Objective: Lines that include the word "культуры" are the ones to copy.

Dataset entries:
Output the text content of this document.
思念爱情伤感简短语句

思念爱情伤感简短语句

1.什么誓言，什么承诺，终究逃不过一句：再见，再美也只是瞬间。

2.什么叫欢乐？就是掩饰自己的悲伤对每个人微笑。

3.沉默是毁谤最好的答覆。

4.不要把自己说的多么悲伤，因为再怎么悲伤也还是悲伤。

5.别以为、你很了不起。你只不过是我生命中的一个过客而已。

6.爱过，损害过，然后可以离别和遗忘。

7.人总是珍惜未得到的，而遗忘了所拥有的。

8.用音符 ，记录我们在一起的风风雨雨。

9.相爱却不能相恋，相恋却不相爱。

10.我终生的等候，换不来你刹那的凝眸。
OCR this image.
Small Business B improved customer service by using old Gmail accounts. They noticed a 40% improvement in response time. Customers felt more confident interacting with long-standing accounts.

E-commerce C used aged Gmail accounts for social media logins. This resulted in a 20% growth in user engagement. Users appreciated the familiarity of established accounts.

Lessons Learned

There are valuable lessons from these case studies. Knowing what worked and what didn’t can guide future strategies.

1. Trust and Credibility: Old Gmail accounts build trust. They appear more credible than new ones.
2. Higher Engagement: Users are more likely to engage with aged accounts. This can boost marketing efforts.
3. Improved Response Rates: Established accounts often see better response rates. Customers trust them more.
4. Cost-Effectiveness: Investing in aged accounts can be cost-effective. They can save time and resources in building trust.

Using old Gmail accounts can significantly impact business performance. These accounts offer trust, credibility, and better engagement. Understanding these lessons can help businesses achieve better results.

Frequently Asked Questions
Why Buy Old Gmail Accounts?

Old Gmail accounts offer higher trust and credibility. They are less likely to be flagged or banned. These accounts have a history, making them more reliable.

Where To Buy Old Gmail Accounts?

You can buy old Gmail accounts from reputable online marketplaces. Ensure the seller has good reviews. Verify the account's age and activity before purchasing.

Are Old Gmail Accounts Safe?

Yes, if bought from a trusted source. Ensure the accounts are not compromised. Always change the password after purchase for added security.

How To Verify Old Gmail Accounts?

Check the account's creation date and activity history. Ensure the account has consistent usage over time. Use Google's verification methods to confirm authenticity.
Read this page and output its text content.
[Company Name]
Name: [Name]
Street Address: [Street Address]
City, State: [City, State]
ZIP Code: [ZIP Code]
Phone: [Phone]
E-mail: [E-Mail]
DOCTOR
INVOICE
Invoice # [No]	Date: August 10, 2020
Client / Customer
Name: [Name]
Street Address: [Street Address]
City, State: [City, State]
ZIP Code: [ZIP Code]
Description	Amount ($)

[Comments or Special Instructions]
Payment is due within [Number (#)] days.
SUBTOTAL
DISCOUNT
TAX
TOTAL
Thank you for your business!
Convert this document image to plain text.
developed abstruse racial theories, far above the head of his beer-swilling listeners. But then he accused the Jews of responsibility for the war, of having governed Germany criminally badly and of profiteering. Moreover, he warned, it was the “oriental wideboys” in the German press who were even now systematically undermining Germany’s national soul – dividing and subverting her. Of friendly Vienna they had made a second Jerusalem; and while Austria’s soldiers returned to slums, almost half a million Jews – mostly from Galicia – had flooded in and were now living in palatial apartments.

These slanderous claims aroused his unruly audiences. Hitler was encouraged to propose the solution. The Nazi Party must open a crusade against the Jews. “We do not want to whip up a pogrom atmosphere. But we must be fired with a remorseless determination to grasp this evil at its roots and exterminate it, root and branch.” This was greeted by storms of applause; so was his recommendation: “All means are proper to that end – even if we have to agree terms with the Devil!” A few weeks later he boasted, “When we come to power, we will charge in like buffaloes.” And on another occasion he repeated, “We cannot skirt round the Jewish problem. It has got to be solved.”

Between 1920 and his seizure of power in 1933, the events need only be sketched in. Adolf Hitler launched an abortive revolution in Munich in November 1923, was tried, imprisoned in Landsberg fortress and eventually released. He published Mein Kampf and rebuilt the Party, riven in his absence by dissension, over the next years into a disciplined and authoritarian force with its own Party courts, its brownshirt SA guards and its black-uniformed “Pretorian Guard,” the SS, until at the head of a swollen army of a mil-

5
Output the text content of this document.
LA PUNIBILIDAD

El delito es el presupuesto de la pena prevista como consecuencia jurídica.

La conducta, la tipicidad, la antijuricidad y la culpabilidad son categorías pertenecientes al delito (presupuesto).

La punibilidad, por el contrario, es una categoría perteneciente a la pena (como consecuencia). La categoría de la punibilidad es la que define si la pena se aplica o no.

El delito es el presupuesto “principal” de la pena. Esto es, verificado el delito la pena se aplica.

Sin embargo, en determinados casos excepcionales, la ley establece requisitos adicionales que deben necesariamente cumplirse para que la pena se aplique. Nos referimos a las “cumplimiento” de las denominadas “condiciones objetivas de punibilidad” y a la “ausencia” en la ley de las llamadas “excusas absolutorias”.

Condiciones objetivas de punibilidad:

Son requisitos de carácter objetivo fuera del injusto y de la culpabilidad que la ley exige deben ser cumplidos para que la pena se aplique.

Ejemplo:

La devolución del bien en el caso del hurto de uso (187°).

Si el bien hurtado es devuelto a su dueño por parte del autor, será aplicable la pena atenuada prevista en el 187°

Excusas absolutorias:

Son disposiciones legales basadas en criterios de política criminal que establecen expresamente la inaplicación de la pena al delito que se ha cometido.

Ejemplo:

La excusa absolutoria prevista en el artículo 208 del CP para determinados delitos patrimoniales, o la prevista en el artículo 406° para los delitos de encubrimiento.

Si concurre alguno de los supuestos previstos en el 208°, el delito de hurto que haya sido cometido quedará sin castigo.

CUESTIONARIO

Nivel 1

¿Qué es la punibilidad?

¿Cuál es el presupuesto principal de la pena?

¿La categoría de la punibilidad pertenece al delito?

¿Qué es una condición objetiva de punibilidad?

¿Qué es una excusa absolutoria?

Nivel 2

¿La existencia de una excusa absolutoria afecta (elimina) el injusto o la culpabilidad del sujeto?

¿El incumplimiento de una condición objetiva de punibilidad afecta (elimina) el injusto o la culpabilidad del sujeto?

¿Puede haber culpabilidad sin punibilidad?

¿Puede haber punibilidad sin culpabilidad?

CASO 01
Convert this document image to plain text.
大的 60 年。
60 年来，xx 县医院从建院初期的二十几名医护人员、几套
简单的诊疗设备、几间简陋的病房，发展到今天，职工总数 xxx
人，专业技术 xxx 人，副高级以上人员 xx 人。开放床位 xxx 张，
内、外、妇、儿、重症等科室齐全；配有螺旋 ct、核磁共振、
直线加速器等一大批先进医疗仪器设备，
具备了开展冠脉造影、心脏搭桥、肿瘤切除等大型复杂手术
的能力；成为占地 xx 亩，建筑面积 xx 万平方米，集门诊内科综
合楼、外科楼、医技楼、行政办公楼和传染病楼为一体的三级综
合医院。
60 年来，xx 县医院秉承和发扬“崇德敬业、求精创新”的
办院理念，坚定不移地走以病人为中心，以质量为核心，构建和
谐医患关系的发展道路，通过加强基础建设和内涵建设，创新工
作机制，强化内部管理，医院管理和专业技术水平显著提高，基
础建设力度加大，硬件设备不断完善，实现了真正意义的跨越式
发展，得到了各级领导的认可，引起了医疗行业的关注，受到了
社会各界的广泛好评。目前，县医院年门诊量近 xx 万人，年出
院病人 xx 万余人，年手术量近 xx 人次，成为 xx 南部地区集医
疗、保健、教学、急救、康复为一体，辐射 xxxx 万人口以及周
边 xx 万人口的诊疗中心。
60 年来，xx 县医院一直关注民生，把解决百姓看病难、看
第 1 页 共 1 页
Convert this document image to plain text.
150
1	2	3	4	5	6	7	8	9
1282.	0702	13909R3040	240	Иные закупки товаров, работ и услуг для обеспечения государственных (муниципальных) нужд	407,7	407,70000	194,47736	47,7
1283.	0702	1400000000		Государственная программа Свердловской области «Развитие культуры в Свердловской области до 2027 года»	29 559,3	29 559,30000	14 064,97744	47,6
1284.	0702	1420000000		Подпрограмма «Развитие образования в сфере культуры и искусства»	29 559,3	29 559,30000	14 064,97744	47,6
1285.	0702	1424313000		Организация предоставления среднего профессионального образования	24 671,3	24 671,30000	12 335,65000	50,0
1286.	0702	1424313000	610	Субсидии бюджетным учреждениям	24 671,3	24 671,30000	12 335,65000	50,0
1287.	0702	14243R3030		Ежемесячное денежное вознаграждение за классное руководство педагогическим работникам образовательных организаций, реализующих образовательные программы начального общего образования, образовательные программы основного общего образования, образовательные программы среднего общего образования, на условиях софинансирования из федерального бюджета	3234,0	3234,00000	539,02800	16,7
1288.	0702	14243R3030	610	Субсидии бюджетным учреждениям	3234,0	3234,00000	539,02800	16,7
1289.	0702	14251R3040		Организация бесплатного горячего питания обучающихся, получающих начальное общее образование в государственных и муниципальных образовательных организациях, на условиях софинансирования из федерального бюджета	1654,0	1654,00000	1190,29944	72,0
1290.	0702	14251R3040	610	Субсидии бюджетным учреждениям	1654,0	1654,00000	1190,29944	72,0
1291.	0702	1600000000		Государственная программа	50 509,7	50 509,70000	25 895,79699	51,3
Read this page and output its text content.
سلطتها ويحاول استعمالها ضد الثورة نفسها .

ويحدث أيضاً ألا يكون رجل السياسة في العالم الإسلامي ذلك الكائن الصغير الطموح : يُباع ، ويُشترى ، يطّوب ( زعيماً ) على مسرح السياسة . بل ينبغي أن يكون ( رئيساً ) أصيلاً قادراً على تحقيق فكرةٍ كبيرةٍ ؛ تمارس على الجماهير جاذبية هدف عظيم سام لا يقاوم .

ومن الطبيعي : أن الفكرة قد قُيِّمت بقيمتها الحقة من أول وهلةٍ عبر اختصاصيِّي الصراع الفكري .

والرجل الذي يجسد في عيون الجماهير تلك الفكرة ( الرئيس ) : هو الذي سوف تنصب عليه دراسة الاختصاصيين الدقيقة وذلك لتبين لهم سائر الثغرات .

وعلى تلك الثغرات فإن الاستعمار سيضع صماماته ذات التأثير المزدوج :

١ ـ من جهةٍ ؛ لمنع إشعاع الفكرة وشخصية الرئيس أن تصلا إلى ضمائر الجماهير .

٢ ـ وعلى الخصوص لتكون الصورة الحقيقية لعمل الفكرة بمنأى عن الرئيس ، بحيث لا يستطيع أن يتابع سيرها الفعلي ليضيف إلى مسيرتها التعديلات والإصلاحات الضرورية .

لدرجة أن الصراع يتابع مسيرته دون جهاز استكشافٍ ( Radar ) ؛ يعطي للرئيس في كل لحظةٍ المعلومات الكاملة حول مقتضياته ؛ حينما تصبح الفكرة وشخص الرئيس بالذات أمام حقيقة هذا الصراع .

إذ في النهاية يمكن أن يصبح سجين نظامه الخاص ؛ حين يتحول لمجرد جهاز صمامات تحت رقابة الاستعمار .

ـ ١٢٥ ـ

Complete response:
1283.	0702	1400000000		Государственная программа Свердловской области «Развитие культуры в Свердловской области до 2027 года»	29 559,3	29 559,30000	14 064,97744	47,6
1284.	0702	1420000000		Подпрограмма «Развитие образования в сфере культуры и искусства»	29 559,3	29 559,30000	14 064,97744	47,6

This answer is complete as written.